> WHAT YOU SHOULD DO: Without the pictures, copy the entries below word for word.

> DATA SECTION:
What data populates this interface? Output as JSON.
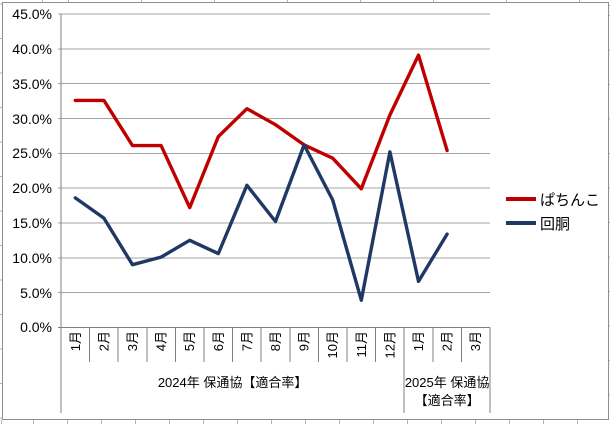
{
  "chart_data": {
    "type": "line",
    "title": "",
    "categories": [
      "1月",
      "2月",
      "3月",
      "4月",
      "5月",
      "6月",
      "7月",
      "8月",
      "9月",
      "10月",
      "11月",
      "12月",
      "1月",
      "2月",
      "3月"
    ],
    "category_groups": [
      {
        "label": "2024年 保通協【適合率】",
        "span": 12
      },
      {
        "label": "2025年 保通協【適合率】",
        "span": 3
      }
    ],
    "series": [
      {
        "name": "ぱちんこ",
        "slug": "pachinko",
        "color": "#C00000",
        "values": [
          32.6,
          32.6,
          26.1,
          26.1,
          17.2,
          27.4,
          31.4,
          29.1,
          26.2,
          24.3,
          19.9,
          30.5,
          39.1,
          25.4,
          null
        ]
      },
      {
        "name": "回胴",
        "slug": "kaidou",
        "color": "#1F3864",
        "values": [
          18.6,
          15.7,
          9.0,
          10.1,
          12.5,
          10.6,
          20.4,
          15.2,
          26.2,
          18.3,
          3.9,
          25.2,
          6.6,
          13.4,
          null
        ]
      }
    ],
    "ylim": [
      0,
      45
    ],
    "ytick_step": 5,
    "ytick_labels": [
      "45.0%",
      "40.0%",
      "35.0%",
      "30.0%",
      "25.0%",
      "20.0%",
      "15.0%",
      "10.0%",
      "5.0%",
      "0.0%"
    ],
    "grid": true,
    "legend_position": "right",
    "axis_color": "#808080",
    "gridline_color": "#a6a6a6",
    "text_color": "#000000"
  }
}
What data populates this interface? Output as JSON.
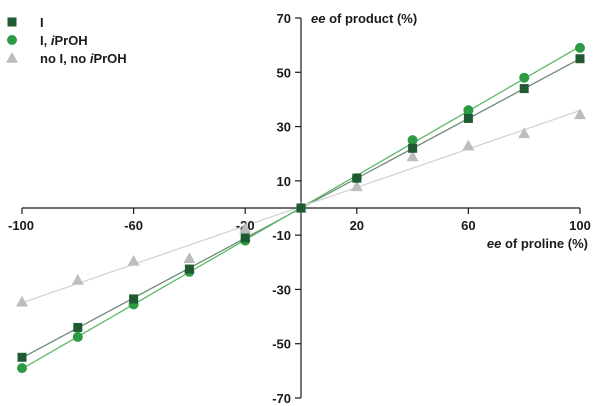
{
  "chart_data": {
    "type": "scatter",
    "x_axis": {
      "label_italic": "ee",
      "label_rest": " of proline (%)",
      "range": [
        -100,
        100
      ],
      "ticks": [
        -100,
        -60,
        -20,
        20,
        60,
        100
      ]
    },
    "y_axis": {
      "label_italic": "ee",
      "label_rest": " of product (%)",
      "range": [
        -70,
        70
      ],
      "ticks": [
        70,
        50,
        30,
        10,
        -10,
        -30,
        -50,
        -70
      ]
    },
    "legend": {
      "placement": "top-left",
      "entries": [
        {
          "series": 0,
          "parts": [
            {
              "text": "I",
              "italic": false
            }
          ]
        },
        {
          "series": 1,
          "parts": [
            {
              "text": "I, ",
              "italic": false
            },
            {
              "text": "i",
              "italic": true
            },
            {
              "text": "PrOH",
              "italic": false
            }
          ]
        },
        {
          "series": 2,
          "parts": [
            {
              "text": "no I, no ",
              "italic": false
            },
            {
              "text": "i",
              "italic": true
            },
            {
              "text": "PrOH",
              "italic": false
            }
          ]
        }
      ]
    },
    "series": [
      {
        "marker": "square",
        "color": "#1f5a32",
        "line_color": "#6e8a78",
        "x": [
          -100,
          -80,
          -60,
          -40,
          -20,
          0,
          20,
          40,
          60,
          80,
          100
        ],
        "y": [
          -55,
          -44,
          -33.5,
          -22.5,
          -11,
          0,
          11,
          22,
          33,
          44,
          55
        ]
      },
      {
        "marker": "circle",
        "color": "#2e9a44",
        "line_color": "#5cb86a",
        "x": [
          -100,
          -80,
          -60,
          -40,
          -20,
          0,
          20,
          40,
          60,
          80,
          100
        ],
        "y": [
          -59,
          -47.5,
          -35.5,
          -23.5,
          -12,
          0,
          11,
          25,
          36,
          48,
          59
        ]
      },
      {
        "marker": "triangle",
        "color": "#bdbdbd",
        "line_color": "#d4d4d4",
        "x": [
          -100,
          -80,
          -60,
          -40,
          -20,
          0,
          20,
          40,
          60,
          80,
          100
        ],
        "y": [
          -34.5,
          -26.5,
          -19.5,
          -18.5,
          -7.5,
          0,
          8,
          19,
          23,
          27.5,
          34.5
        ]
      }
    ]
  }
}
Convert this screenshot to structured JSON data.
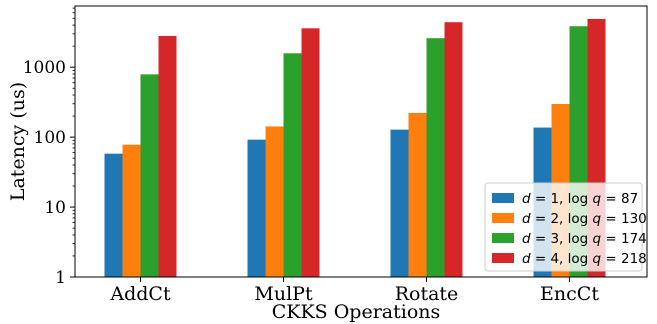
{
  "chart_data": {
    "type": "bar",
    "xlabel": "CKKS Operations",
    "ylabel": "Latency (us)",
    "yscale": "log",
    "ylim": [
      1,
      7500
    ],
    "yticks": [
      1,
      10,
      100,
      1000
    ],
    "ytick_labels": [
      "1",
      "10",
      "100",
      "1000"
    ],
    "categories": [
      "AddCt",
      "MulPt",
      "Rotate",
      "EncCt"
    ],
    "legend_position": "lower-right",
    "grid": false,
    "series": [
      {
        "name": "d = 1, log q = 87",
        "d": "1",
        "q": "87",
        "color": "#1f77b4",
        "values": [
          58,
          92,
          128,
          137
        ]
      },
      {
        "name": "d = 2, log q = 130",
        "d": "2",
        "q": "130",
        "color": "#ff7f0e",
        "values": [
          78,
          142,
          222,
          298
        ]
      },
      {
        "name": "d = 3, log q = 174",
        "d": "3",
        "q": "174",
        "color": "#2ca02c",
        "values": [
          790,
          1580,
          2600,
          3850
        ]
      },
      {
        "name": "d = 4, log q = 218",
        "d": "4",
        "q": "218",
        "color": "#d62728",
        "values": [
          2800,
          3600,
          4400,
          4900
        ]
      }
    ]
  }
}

> REPLY:
What data populates this interface? Output as JSON.
{
  "chart_data": {
    "type": "line",
    "title": "",
    "categories": [
      "1月",
      "2月",
      "3月",
      "4月",
      "5月",
      "6月",
      "7月",
      "8月",
      "9月",
      "10月",
      "11月",
      "12月",
      "1月",
      "2月",
      "3月"
    ],
    "category_groups": [
      {
        "label": "2024年 保通協【適合率】",
        "span": 12
      },
      {
        "label": "2025年 保通協【適合率】",
        "span": 3
      }
    ],
    "series": [
      {
        "name": "ぱちんこ",
        "slug": "pachinko",
        "color": "#C00000",
        "values": [
          32.6,
          32.6,
          26.1,
          26.1,
          17.2,
          27.4,
          31.4,
          29.1,
          26.2,
          24.3,
          19.9,
          30.5,
          39.1,
          25.4,
          null
        ]
      },
      {
        "name": "回胴",
        "slug": "kaidou",
        "color": "#1F3864",
        "values": [
          18.6,
          15.7,
          9.0,
          10.1,
          12.5,
          10.6,
          20.4,
          15.2,
          26.2,
          18.3,
          3.9,
          25.2,
          6.6,
          13.4,
          null
        ]
      }
    ],
    "ylim": [
      0,
      45
    ],
    "ytick_step": 5,
    "ytick_labels": [
      "45.0%",
      "40.0%",
      "35.0%",
      "30.0%",
      "25.0%",
      "20.0%",
      "15.0%",
      "10.0%",
      "5.0%",
      "0.0%"
    ],
    "grid": true,
    "legend_position": "right",
    "axis_color": "#808080",
    "gridline_color": "#a6a6a6",
    "text_color": "#000000"
  }
}
What data populates this interface? Output as JSON.
{
  "chart_data": {
    "type": "scatter",
    "x_axis": {
      "label_italic": "ee",
      "label_rest": " of proline (%)",
      "range": [
        -100,
        100
      ],
      "ticks": [
        -100,
        -60,
        -20,
        20,
        60,
        100
      ]
    },
    "y_axis": {
      "label_italic": "ee",
      "label_rest": " of product (%)",
      "range": [
        -70,
        70
      ],
      "ticks": [
        70,
        50,
        30,
        10,
        -10,
        -30,
        -50,
        -70
      ]
    },
    "legend": {
      "placement": "top-left",
      "entries": [
        {
          "series": 0,
          "parts": [
            {
              "text": "I",
              "italic": false
            }
          ]
        },
        {
          "series": 1,
          "parts": [
            {
              "text": "I, ",
              "italic": false
            },
            {
              "text": "i",
              "italic": true
            },
            {
              "text": "PrOH",
              "italic": false
            }
          ]
        },
        {
          "series": 2,
          "parts": [
            {
              "text": "no I, no ",
              "italic": false
            },
            {
              "text": "i",
              "italic": true
            },
            {
              "text": "PrOH",
              "italic": false
            }
          ]
        }
      ]
    },
    "series": [
      {
        "marker": "square",
        "color": "#1f5a32",
        "line_color": "#6e8a78",
        "x": [
          -100,
          -80,
          -60,
          -40,
          -20,
          0,
          20,
          40,
          60,
          80,
          100
        ],
        "y": [
          -55,
          -44,
          -33.5,
          -22.5,
          -11,
          0,
          11,
          22,
          33,
          44,
          55
        ]
      },
      {
        "marker": "circle",
        "color": "#2e9a44",
        "line_color": "#5cb86a",
        "x": [
          -100,
          -80,
          -60,
          -40,
          -20,
          0,
          20,
          40,
          60,
          80,
          100
        ],
        "y": [
          -59,
          -47.5,
          -35.5,
          -23.5,
          -12,
          0,
          11,
          25,
          36,
          48,
          59
        ]
      },
      {
        "marker": "triangle",
        "color": "#bdbdbd",
        "line_color": "#d4d4d4",
        "x": [
          -100,
          -80,
          -60,
          -40,
          -20,
          0,
          20,
          40,
          60,
          80,
          100
        ],
        "y": [
          -34.5,
          -26.5,
          -19.5,
          -18.5,
          -7.5,
          0,
          8,
          19,
          23,
          27.5,
          34.5
        ]
      }
    ]
  }
}
Convert this screenshot to structured JSON data.
{
  "chart_data": {
    "type": "bar",
    "xlabel": "CKKS Operations",
    "ylabel": "Latency (us)",
    "yscale": "log",
    "ylim": [
      1,
      7500
    ],
    "yticks": [
      1,
      10,
      100,
      1000
    ],
    "ytick_labels": [
      "1",
      "10",
      "100",
      "1000"
    ],
    "categories": [
      "AddCt",
      "MulPt",
      "Rotate",
      "EncCt"
    ],
    "legend_position": "lower-right",
    "grid": false,
    "series": [
      {
        "name": "d = 1, log q = 87",
        "d": "1",
        "q": "87",
        "color": "#1f77b4",
        "values": [
          58,
          92,
          128,
          137
        ]
      },
      {
        "name": "d = 2, log q = 130",
        "d": "2",
        "q": "130",
        "color": "#ff7f0e",
        "values": [
          78,
          142,
          222,
          298
        ]
      },
      {
        "name": "d = 3, log q = 174",
        "d": "3",
        "q": "174",
        "color": "#2ca02c",
        "values": [
          790,
          1580,
          2600,
          3850
        ]
      },
      {
        "name": "d = 4, log q = 218",
        "d": "4",
        "q": "218",
        "color": "#d62728",
        "values": [
          2800,
          3600,
          4400,
          4900
        ]
      }
    ]
  }
}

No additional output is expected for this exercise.